### EXERCISE REQUIREMENTS
Only lines holding the word "Wilson" should be copied from the material.

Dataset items
○ ○ ○

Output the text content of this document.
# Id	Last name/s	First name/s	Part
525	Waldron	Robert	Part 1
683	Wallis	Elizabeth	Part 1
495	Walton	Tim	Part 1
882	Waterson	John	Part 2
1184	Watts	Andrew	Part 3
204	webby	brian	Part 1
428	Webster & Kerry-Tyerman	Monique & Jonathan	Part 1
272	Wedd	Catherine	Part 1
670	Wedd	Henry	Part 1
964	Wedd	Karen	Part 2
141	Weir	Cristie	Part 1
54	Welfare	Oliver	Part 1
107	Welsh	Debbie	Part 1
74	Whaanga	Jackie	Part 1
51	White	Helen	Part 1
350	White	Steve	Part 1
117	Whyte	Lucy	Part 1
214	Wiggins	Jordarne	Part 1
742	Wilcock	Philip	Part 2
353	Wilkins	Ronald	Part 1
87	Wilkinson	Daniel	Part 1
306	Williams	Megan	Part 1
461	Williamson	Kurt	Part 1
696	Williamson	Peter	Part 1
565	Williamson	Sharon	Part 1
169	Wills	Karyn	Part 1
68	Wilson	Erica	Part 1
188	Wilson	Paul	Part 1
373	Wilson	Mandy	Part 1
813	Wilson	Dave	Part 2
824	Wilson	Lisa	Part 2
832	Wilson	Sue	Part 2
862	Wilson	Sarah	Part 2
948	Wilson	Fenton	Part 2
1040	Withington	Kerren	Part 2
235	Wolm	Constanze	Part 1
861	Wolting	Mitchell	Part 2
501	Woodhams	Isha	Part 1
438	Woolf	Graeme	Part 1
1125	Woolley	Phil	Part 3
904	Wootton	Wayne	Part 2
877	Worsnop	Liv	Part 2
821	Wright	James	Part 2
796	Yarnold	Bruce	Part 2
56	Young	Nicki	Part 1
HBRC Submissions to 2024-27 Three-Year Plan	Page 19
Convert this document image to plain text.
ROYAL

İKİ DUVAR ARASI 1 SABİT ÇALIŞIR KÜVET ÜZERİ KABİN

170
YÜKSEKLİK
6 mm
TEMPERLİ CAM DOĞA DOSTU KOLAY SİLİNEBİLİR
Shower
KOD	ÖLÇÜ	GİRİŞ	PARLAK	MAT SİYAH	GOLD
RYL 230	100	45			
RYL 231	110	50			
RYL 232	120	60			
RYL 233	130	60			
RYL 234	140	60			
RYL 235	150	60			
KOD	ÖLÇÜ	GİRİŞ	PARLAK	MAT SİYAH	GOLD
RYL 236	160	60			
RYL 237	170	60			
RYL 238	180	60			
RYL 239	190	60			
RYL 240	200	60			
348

○ ○ ○

### SOLUTION FOR THIS PROBLEM
68	Wilson	Erica	Part 1
188	Wilson	Paul	Part 1
373	Wilson	Mandy	Part 1
813	Wilson	Dave	Part 2
824	Wilson	Lisa	Part 2
832	Wilson	Sue	Part 2
862	Wilson	Sarah	Part 2
948	Wilson	Fenton	Part 2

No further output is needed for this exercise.